Begin Dataset content
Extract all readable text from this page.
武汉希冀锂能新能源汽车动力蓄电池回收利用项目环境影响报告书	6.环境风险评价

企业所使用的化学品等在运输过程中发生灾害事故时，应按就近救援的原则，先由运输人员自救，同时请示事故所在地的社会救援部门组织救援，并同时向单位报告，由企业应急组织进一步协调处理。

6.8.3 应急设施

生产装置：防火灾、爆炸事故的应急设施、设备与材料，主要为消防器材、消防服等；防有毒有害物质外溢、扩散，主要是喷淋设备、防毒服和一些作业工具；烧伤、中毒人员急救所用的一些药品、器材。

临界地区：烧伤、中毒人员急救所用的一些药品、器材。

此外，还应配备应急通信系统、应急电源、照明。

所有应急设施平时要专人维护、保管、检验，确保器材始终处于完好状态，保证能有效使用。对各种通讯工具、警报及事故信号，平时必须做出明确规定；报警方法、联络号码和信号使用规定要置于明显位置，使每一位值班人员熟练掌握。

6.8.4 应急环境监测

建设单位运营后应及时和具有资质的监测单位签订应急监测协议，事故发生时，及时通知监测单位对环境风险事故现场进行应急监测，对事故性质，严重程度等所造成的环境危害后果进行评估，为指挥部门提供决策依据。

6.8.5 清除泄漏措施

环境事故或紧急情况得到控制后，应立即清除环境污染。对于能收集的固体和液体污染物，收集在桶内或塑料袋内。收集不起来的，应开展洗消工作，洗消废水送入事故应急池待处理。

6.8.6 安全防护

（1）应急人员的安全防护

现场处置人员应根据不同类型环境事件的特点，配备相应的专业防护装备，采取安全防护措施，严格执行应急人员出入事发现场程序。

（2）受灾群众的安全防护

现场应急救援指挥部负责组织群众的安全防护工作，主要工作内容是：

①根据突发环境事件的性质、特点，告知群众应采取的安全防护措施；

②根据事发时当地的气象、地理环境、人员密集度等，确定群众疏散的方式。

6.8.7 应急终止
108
End Dataset content
Begin Dataset content
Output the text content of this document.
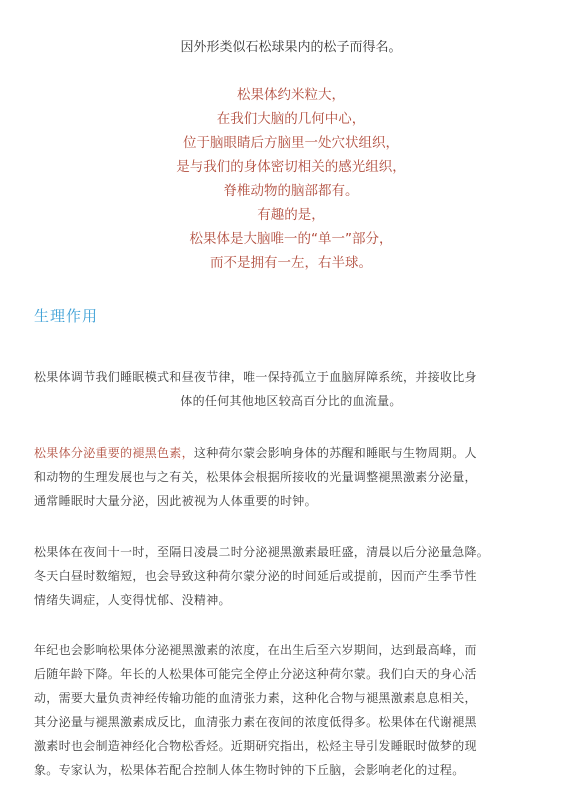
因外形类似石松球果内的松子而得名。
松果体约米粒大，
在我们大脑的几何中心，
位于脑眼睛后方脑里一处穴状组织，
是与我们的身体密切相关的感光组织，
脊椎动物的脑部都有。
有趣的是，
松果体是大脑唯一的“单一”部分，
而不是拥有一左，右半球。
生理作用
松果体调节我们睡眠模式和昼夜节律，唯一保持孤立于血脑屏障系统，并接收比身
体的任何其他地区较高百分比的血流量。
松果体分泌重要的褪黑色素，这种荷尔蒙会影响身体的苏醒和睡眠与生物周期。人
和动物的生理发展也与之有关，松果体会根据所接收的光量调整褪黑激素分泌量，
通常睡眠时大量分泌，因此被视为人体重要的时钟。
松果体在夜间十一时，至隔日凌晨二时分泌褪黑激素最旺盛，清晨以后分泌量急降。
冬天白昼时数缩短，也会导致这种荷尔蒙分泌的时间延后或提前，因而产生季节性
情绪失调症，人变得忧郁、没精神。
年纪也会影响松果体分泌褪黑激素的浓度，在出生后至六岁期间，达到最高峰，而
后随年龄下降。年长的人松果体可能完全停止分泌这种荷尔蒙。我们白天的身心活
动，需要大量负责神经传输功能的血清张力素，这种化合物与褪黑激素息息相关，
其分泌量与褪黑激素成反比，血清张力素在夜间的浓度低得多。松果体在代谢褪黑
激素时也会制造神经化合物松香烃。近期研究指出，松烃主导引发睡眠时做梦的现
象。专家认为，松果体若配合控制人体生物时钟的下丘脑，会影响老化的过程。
End Dataset content
## Your instructions:
Read the data above. Pull out each line in which the string "text" appears.

## Task result:
Extract all readable text from this page.
Output the text content of this document.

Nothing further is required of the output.